### [To do]
Reproduce each line from the records that holds "aucune".

[Excerpt from a dataset]
--*--

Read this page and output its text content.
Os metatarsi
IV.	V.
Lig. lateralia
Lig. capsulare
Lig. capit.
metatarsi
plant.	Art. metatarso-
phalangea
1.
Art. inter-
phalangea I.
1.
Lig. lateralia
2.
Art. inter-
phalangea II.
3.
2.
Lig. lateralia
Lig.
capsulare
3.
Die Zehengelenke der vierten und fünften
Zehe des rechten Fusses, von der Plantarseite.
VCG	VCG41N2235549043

--*--

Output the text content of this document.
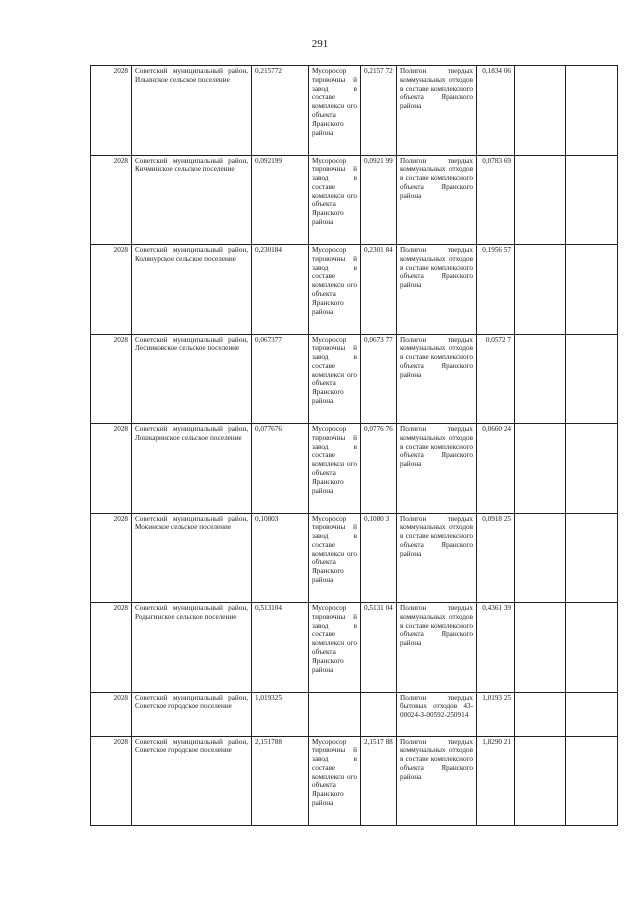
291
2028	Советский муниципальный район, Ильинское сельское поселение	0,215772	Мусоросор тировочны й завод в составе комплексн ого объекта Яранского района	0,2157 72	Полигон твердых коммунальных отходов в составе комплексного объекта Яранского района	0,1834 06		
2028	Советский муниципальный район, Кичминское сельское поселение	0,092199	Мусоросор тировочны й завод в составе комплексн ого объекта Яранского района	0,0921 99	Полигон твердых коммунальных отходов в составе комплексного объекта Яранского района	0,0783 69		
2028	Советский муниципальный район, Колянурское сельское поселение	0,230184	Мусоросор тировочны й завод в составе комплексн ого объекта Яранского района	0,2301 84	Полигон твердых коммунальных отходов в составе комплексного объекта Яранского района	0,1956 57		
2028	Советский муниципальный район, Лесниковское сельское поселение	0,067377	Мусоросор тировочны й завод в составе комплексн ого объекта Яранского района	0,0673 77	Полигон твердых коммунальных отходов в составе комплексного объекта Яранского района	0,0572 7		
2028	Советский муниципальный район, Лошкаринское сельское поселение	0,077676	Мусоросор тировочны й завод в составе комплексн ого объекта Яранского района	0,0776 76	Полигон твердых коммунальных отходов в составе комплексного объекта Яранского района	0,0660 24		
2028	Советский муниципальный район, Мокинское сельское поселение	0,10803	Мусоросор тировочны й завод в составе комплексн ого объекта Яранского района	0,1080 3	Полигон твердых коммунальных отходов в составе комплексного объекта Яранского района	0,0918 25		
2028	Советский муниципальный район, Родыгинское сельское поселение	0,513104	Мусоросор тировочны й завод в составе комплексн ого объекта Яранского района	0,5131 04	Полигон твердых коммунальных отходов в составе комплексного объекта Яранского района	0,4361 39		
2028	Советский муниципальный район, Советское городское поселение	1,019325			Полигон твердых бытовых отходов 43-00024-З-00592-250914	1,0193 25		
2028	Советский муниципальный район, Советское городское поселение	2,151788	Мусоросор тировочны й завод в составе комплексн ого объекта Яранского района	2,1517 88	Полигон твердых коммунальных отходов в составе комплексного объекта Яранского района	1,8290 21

--*--

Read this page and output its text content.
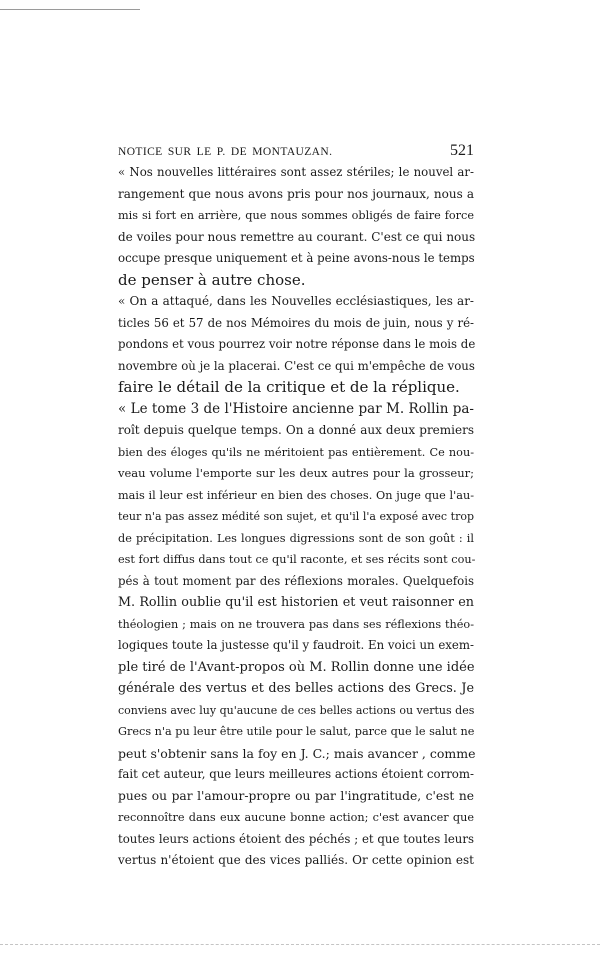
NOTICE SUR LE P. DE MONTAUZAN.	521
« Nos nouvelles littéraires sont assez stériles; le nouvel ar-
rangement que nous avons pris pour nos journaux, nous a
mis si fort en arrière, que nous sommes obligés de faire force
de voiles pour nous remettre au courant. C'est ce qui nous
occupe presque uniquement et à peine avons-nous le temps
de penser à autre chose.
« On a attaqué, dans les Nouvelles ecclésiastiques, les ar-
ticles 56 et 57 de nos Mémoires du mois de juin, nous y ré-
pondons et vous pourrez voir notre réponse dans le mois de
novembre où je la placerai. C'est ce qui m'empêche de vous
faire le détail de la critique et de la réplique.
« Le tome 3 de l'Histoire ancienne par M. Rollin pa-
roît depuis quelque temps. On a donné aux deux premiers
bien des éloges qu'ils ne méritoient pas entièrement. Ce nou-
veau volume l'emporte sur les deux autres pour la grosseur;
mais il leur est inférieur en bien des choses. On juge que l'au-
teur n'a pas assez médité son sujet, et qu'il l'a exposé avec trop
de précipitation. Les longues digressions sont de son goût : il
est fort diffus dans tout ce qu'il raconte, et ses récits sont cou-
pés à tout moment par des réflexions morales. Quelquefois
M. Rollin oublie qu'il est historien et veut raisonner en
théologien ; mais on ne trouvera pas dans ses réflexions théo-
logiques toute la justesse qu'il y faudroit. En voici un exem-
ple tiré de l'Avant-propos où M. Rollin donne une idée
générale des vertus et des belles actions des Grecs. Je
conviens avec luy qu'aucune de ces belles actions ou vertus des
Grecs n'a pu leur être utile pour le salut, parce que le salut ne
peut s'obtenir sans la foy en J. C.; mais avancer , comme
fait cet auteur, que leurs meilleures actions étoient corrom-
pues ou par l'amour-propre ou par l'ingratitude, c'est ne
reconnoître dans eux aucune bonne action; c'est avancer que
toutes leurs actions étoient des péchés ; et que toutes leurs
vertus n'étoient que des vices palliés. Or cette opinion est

--*--

### [Solution to the exercise]
conviens avec luy qu'aucune de ces belles actions ou vertus des
reconnoître dans eux aucune bonne action; c'est avancer que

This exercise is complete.